[Stored data]
-- start --
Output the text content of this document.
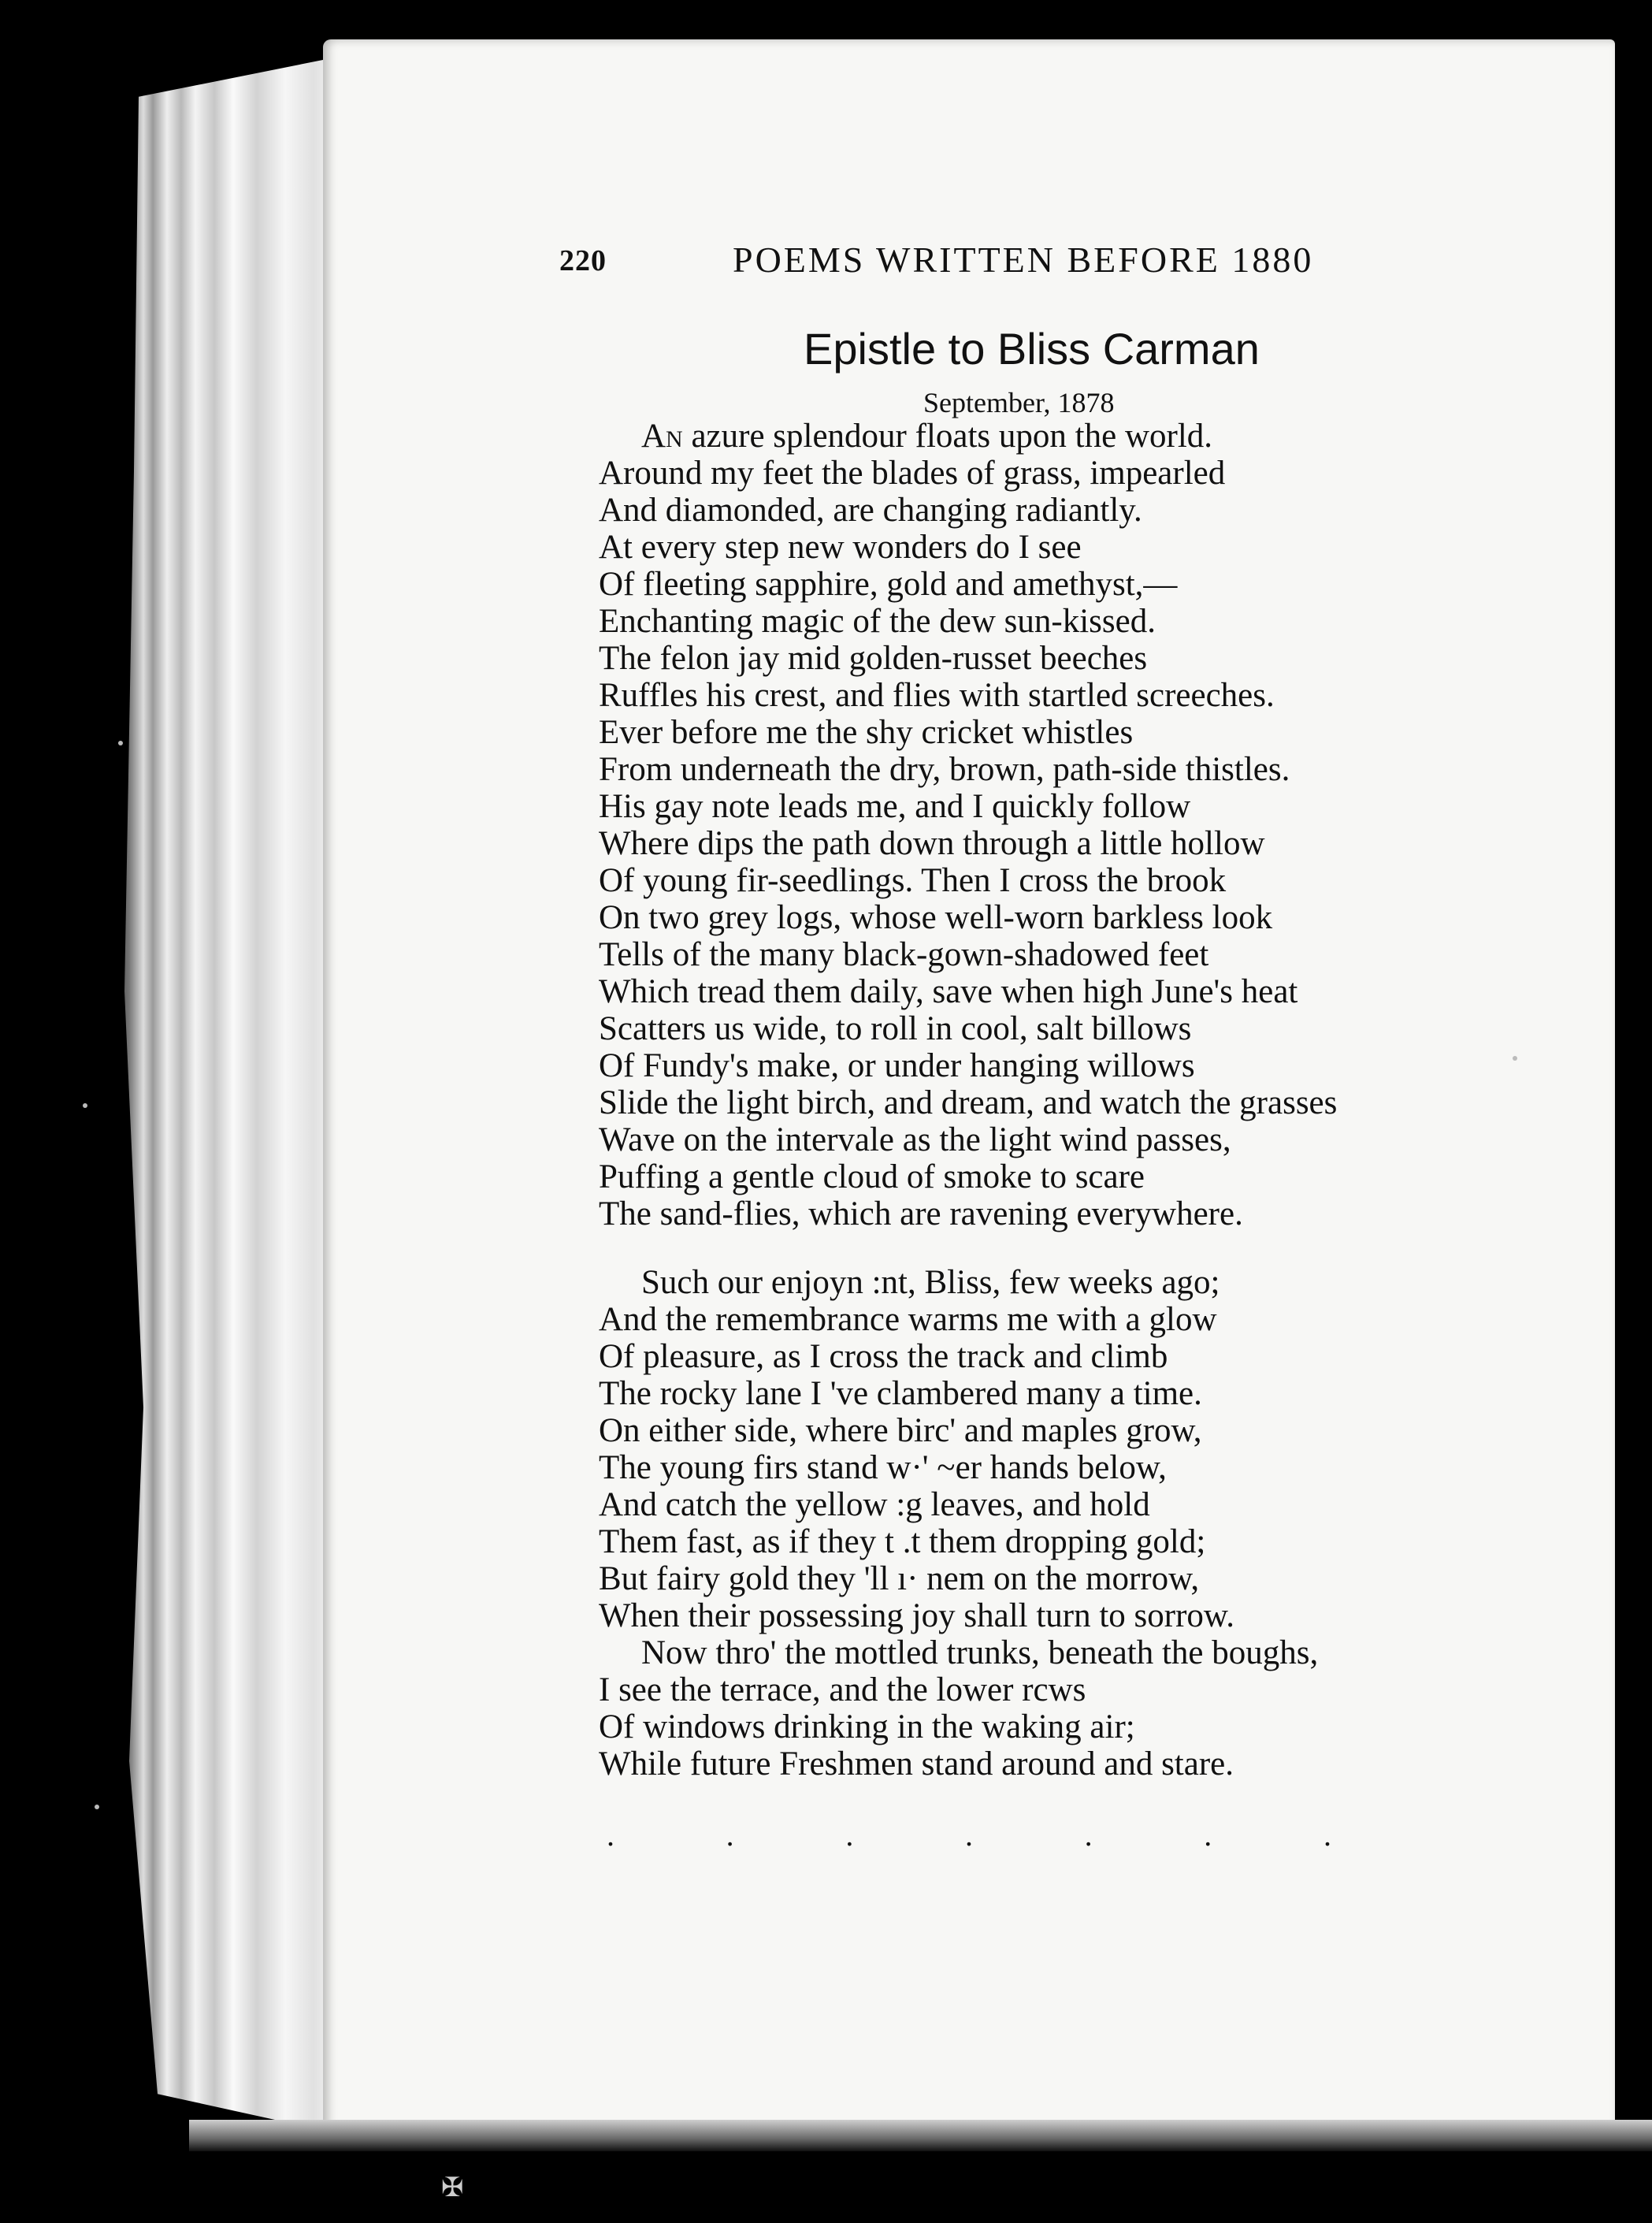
220	POEMS WRITTEN BEFORE 1880
Epistle to Bliss Carman
September, 1878
An azure splendour floats upon the world.
Around my feet the blades of grass, impearled
And diamonded, are changing radiantly.
At every step new wonders do I see
Of fleeting sapphire, gold and amethyst,—
Enchanting magic of the dew sun-kissed.
The felon jay mid golden-russet beeches
Ruffles his crest, and flies with startled screeches.
Ever before me the shy cricket whistles
From underneath the dry, brown, path-side thistles.
His gay note leads me, and I quickly follow
Where dips the path down through a little hollow
Of young fir-seedlings. Then I cross the brook
On two grey logs, whose well-worn barkless look
Tells of the many black-gown-shadowed feet
Which tread them daily, save when high June's heat
Scatters us wide, to roll in cool, salt billows
Of Fundy's make, or under hanging willows
Slide the light birch, and dream, and watch the grasses
Wave on the intervale as the light wind passes,
Puffing a gentle cloud of smoke to scare
The sand-flies, which are ravening everywhere.
Such our enjoyn :nt, Bliss, few weeks ago;
And the remembrance warms me with a glow
Of pleasure, as I cross the track and climb
The rocky lane I 've clambered many a time.
On either side, where birc' and maples grow,
The young firs stand w·' ~er hands below,
And catch the yellow :g leaves, and hold
Them fast, as if they t .t them dropping gold;
But fairy gold they 'll ı· nem on the morrow,
When their possessing joy shall turn to sorrow.
Now thro' the mottled trunks, beneath the boughs,
I see the terrace, and the lower rcws
Of windows drinking in the waking air;
While future Freshmen stand around and stare.
.	.	.	.	.	.	.
✠
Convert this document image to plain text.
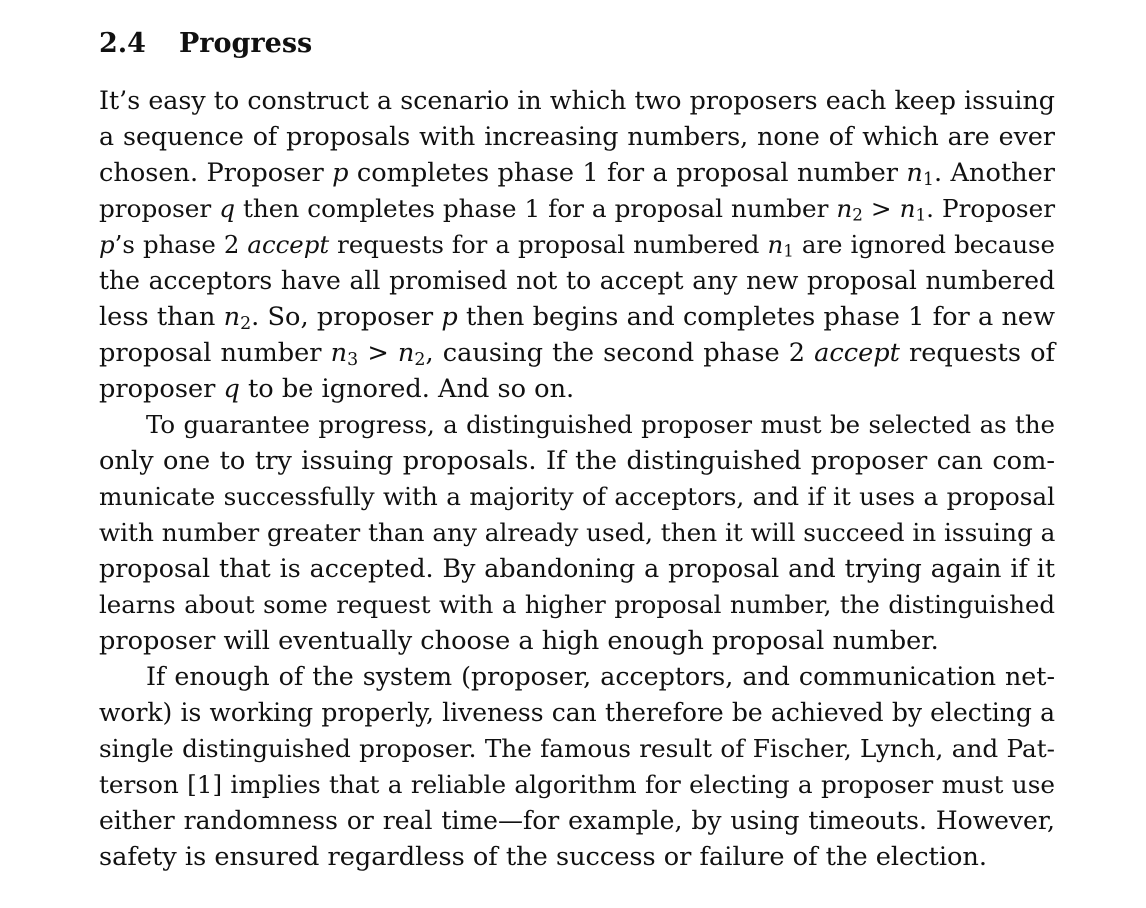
2.4 Progress
It’s easy to construct a scenario in which two proposers each keep issuing
a sequence of proposals with increasing numbers, none of which are ever
chosen. Proposer p completes phase 1 for a proposal number $n_1$. Another
proposer q then completes phase 1 for a proposal number $n_2 > n_1$. Proposer
p’s phase 2 accept requests for a proposal numbered $n_1$ are ignored because
the acceptors have all promised not to accept any new proposal numbered
less than $n_2$. So, proposer p then begins and completes phase 1 for a new
proposal number $n_3 > n_2$, causing the second phase 2 accept requests of
proposer q to be ignored. And so on.
To guarantee progress, a distinguished proposer must be selected as the
only one to try issuing proposals. If the distinguished proposer can com-
municate successfully with a majority of acceptors, and if it uses a proposal
with number greater than any already used, then it will succeed in issuing a
proposal that is accepted. By abandoning a proposal and trying again if it
learns about some request with a higher proposal number, the distinguished
proposer will eventually choose a high enough proposal number.
If enough of the system (proposer, acceptors, and communication net-
work) is working properly, liveness can therefore be achieved by electing a
single distinguished proposer. The famous result of Fischer, Lynch, and Pat-
terson [1] implies that a reliable algorithm for electing a proposer must use
either randomness or real time—for example, by using timeouts. However,
safety is ensured regardless of the success or failure of the election.
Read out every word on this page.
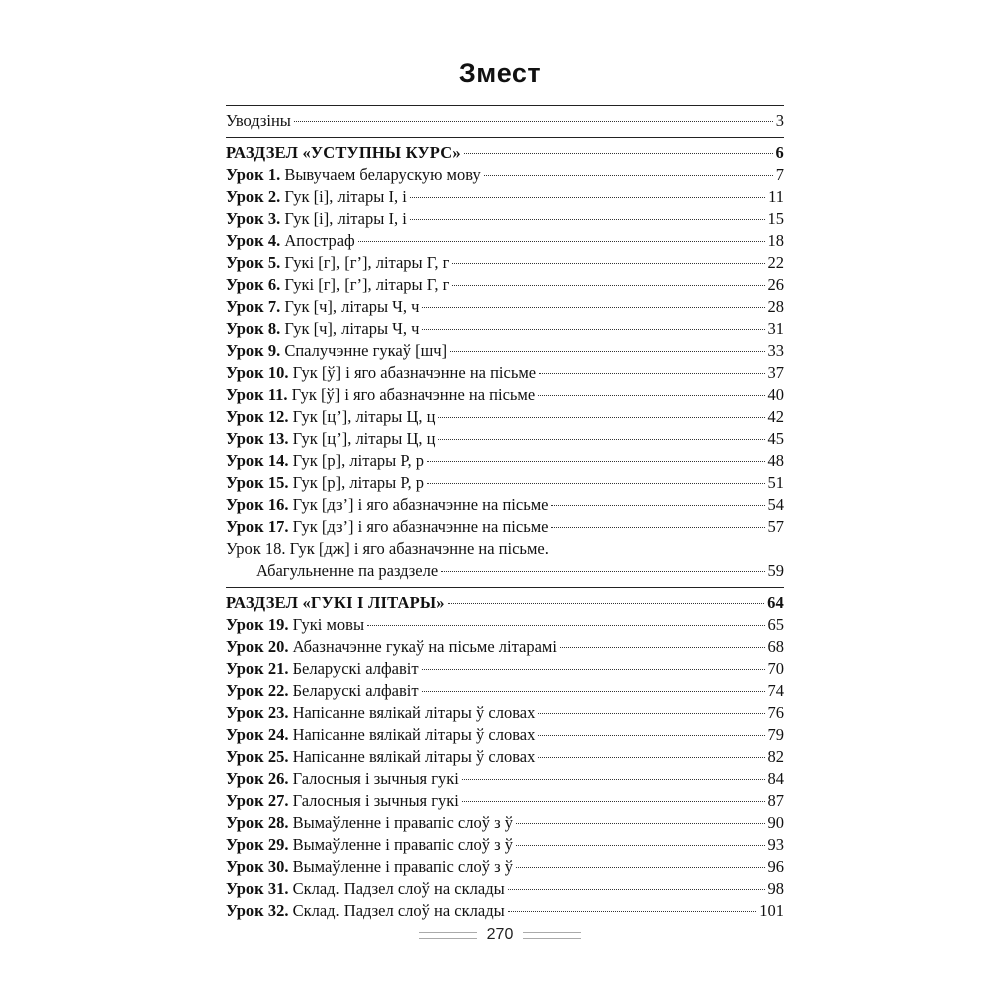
Змест
Уводзіны	3
РАЗДЗЕЛ «УСТУПНЫ КУРС»	6
Урок 1. Вывучаем беларускую мову	7
Урок 2. Гук [і], літары І, і	11
Урок 3. Гук [і], літары І, і	15
Урок 4. Апостраф	18
Урок 5. Гукі [г], [г’], літары Г, г	22
Урок 6. Гукі [г], [г’], літары Г, г	26
Урок 7. Гук [ч], літары Ч, ч	28
Урок 8. Гук [ч], літары Ч, ч	31
Урок 9. Спалучэнне гукаў [шч]	33
Урок 10. Гук [ў] і яго абазначэнне на пісьме	37
Урок 11. Гук [ў] і яго абазначэнне на пісьме	40
Урок 12. Гук [ц’], літары Ц, ц	42
Урок 13. Гук [ц’], літары Ц, ц	45
Урок 14. Гук [р], літары Р, р	48
Урок 15. Гук [р], літары Р, р	51
Урок 16. Гук [дз’] і яго абазначэнне на пісьме	54
Урок 17. Гук [дз’] і яго абазначэнне на пісьме	57
Урок 18. Гук [дж] і яго абазначэнне на пісьме.
Абагульненне па раздзеле	59
РАЗДЗЕЛ «ГУКІ І ЛІТАРЫ»	64
Урок 19. Гукі мовы	65
Урок 20. Абазначэнне гукаў на пісьме літарамі	68
Урок 21. Беларускі алфавіт	70
Урок 22. Беларускі алфавіт	74
Урок 23. Напісанне вялікай літары ў словах	76
Урок 24. Напісанне вялікай літары ў словах	79
Урок 25. Напісанне вялікай літары ў словах	82
Урок 26. Галосныя і зычныя гукі	84
Урок 27. Галосныя і зычныя гукі	87
Урок 28. Вымаўленне і правапіс слоў з ў	90
Урок 29. Вымаўленне і правапіс слоў з ў	93
Урок 30. Вымаўленне і правапіс слоў з ў	96
Урок 31. Склад. Падзел слоў на склады	98
Урок 32. Склад. Падзел слоў на склады	101
270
-- end --
-- Aim of the task --
Count the lines above that contain the word "Напісанне". Give only the number.

-- Exercise result --
3